Lines of data
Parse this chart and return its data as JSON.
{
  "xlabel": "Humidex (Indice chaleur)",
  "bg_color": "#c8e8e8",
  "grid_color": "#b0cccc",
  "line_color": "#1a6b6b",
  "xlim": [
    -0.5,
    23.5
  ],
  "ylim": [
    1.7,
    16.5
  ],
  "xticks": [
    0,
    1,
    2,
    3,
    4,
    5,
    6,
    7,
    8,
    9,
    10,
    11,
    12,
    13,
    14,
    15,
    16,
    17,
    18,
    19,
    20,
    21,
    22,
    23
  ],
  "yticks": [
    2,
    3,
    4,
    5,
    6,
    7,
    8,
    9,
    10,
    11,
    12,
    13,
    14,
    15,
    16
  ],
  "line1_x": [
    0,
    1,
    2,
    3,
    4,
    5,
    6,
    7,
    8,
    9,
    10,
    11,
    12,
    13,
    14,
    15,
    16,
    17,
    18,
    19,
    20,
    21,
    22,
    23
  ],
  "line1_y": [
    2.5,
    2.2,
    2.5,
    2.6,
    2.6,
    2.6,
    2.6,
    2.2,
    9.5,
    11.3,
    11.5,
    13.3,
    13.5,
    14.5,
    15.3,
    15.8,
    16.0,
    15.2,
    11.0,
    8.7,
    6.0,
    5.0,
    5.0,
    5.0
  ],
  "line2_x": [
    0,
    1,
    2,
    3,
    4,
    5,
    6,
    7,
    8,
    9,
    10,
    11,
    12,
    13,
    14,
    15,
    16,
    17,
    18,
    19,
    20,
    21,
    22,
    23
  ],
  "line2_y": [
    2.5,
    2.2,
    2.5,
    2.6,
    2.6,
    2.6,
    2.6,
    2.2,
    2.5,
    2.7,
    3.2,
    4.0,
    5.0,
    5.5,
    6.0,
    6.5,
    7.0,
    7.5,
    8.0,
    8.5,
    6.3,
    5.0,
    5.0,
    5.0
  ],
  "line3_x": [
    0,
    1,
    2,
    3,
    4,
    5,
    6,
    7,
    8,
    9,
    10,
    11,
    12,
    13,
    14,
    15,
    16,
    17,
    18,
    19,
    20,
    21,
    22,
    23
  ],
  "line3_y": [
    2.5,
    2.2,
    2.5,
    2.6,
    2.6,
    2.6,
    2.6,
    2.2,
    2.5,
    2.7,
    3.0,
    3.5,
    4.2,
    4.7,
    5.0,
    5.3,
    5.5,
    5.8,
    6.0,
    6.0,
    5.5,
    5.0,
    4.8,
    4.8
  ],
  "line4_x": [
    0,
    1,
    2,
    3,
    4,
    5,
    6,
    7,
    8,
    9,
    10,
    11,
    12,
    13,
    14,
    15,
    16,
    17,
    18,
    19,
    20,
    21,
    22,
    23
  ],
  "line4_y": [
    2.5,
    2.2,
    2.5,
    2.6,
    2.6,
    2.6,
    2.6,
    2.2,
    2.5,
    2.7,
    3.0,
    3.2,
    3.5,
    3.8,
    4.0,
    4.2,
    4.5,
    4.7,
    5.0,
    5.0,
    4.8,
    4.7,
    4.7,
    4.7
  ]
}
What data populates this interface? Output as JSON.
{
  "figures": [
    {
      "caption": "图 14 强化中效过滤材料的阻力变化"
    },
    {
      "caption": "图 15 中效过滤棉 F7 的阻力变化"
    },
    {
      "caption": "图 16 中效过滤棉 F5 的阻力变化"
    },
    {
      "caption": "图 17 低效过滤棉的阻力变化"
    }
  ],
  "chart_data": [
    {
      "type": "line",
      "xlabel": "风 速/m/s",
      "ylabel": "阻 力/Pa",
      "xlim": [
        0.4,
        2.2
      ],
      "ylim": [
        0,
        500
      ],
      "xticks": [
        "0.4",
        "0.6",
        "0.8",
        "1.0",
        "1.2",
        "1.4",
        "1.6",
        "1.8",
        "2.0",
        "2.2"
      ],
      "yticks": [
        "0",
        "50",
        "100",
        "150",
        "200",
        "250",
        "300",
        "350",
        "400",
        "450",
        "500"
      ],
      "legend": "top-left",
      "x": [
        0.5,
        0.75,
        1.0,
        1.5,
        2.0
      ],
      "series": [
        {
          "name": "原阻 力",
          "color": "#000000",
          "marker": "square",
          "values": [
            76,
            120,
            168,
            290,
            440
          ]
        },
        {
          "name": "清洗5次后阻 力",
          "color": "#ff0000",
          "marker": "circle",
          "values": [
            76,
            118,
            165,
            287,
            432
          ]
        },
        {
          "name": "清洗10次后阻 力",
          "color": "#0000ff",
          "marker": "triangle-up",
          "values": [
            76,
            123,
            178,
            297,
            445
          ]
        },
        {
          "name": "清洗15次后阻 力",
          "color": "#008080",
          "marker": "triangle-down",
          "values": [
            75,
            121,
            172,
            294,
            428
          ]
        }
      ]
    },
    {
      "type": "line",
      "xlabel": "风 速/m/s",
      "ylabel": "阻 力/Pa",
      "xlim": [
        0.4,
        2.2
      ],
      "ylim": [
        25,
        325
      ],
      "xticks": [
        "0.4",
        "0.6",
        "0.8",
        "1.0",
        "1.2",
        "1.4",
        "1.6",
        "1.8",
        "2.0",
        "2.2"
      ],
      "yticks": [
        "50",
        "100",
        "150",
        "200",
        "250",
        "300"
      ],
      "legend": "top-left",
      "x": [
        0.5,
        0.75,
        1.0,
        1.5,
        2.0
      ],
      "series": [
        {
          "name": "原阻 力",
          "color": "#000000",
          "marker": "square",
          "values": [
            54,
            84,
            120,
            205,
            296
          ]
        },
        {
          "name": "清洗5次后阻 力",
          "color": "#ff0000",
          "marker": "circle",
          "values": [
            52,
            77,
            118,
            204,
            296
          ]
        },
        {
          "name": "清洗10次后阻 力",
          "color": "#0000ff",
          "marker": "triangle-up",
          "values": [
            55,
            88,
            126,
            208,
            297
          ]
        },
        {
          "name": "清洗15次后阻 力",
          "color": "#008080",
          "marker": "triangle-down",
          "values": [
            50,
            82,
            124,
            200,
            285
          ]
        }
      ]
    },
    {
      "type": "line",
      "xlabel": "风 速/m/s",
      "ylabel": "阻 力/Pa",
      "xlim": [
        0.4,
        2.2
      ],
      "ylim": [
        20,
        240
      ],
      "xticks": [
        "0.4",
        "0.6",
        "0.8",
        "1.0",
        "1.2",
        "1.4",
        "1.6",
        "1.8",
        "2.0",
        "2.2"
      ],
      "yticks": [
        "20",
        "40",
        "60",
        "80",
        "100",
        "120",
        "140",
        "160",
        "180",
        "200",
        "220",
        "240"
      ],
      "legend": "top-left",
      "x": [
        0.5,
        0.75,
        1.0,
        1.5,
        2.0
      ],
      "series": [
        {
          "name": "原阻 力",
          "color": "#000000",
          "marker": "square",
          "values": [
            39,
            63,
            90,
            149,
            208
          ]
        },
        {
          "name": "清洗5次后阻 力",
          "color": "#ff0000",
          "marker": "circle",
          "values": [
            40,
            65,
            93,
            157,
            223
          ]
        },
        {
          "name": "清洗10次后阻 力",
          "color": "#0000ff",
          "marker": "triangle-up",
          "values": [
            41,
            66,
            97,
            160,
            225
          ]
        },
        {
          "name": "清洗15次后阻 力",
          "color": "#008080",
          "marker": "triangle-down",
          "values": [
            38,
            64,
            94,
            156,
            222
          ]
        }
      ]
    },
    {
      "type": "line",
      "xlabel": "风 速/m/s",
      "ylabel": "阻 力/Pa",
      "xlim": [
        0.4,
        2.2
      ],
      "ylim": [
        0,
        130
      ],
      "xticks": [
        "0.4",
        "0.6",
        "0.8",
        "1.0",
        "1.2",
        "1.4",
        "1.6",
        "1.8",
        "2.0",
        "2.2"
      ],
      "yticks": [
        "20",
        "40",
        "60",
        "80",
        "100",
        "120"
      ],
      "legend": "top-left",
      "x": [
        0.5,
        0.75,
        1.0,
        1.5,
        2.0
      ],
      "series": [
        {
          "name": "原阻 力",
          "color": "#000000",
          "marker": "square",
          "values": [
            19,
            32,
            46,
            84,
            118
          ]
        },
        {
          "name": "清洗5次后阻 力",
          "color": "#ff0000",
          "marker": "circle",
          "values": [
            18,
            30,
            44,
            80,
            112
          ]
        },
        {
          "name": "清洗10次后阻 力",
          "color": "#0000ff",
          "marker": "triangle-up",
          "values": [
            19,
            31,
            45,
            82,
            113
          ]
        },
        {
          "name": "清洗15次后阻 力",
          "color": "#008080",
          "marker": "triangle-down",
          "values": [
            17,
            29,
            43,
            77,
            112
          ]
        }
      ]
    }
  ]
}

# [Aim of the task]
What is the number of lines in the data that hold the string "this"? Answer with the number only.

# [Exercise answer]
2